• _OBJECTIVE_
Give every line from the entries that contains "градостроительной".

• _EXTRACTED RECORDS_
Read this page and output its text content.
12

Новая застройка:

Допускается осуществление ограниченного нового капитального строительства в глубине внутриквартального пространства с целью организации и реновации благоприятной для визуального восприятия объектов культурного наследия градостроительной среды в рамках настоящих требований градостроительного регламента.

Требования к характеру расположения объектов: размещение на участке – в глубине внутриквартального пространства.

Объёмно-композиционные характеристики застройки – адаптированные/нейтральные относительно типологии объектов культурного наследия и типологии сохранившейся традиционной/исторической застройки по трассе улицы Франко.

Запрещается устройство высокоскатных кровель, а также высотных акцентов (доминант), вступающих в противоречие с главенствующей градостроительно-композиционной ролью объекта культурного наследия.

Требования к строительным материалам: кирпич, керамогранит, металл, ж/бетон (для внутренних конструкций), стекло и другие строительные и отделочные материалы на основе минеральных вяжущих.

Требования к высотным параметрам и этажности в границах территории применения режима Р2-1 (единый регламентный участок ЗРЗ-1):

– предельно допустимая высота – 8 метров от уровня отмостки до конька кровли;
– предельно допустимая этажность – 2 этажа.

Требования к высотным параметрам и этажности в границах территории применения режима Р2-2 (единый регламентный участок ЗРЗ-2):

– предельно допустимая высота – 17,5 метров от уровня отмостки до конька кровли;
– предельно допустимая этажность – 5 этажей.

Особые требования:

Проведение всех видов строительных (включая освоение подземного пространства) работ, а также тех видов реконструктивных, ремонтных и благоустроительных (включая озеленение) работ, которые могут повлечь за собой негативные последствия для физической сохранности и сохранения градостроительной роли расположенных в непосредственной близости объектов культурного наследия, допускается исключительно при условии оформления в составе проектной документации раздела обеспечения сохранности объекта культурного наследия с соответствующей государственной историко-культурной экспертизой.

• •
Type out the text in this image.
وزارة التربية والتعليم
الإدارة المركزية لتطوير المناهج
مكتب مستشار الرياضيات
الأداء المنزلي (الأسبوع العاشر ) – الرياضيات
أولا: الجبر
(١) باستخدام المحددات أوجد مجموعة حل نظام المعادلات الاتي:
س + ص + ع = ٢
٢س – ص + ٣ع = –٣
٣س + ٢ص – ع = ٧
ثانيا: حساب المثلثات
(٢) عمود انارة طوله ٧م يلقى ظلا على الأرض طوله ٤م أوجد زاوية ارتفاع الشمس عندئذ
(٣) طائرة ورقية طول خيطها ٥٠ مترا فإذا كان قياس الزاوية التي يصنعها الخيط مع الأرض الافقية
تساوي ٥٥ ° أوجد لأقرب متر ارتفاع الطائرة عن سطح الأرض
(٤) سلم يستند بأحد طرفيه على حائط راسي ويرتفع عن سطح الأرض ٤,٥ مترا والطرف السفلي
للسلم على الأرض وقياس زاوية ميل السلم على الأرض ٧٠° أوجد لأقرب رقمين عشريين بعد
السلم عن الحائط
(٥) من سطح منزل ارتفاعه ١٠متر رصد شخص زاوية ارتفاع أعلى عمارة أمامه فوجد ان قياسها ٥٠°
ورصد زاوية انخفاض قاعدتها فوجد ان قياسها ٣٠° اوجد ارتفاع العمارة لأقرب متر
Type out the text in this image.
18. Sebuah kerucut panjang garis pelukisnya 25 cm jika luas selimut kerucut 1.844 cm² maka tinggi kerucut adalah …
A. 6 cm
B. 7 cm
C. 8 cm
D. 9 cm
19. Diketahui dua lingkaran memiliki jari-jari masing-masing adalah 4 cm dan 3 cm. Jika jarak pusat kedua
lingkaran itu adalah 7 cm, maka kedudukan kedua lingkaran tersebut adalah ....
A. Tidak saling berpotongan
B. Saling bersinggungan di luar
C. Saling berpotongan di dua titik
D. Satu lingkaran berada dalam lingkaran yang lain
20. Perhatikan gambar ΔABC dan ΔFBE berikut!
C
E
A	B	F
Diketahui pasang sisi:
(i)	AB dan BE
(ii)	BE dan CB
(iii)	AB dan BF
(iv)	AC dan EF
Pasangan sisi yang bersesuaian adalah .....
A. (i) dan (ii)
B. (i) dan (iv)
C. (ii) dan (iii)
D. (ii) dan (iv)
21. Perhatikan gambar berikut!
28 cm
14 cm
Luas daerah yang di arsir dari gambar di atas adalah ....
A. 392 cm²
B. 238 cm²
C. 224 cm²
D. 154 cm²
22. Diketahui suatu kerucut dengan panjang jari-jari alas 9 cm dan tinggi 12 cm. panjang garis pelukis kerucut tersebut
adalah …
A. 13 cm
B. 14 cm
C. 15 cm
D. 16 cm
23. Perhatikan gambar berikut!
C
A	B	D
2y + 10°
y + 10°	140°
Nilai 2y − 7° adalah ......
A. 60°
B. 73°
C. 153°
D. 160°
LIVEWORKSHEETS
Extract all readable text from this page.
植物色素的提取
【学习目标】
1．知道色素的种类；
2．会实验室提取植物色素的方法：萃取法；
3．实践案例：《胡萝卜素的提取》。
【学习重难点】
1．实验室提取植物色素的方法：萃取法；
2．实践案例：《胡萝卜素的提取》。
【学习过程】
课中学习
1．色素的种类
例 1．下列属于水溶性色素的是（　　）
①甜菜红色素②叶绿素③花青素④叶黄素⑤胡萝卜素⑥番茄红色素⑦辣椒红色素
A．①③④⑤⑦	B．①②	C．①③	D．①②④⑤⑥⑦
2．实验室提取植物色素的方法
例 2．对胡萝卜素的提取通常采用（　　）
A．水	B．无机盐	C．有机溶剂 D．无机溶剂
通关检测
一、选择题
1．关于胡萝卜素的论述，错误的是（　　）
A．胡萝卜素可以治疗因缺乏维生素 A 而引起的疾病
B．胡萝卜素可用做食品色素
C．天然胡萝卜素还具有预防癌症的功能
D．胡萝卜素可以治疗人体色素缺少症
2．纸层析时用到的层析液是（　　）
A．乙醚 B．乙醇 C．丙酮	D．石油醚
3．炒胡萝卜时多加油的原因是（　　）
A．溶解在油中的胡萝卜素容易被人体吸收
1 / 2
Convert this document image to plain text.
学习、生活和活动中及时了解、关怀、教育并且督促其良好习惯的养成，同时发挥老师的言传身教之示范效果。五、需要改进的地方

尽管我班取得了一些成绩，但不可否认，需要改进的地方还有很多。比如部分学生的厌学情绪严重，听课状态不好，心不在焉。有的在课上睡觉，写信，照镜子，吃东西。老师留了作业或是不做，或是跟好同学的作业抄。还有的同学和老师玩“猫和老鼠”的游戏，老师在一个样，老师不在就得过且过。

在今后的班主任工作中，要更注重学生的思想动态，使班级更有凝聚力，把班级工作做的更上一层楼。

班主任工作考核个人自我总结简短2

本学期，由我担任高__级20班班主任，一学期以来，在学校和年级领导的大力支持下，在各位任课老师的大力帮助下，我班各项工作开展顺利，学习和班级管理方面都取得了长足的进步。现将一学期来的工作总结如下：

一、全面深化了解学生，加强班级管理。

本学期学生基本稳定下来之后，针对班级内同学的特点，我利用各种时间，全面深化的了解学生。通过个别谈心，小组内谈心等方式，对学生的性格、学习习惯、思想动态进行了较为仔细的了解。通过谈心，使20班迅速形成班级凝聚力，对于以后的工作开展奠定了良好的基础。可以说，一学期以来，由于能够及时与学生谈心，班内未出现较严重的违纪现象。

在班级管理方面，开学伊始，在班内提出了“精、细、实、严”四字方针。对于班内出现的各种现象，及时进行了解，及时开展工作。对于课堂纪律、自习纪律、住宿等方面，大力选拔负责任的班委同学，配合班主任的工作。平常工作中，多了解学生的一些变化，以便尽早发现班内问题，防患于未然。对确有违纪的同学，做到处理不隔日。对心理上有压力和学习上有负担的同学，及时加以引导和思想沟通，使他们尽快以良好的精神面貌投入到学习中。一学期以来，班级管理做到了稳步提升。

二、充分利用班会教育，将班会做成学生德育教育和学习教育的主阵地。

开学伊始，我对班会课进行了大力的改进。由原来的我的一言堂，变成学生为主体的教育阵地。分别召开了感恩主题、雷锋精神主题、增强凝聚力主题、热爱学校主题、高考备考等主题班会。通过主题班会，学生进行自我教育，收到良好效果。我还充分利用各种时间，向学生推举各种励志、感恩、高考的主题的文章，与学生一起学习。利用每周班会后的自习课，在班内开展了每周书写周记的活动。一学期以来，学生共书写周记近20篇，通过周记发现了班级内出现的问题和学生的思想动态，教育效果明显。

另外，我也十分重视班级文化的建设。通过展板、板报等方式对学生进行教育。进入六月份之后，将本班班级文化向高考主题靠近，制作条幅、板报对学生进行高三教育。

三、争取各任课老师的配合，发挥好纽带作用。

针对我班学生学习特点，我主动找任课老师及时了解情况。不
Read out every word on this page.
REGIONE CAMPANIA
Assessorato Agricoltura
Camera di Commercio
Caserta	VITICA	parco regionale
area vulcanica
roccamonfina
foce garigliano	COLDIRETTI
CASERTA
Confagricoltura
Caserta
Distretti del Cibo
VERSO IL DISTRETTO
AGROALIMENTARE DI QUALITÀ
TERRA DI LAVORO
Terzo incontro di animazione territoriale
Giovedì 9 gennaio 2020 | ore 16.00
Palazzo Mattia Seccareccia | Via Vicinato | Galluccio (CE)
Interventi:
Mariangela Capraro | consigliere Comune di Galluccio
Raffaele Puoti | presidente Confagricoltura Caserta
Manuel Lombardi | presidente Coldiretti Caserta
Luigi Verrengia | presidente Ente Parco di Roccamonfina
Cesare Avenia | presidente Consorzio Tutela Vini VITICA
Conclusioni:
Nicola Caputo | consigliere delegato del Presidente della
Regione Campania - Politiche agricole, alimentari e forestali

• _EXERCISE ANSWER_
Допускается осуществление ограниченного нового капитального строительства в глубине внутриквартального пространства с целью организации и реновации благоприятной для визуального восприятия объектов культурного наследия градостроительной среды в рамках настоящих требований градостроительного регламента.
Проведение всех видов строительных (включая освоение подземного пространства) работ, а также тех видов реконструктивных, ремонтных и благоустроительных (включая озеленение) работ, которые могут повлечь за собой негативные последствия для физической сохранности и сохранения градостроительной роли расположенных в непосредственной близости объектов культурного наследия, допускается исключительно при условии оформления в составе проектной документации раздела обеспечения сохранности объекта культурного наследия с соответствующей государственной историко-культурной экспертизой.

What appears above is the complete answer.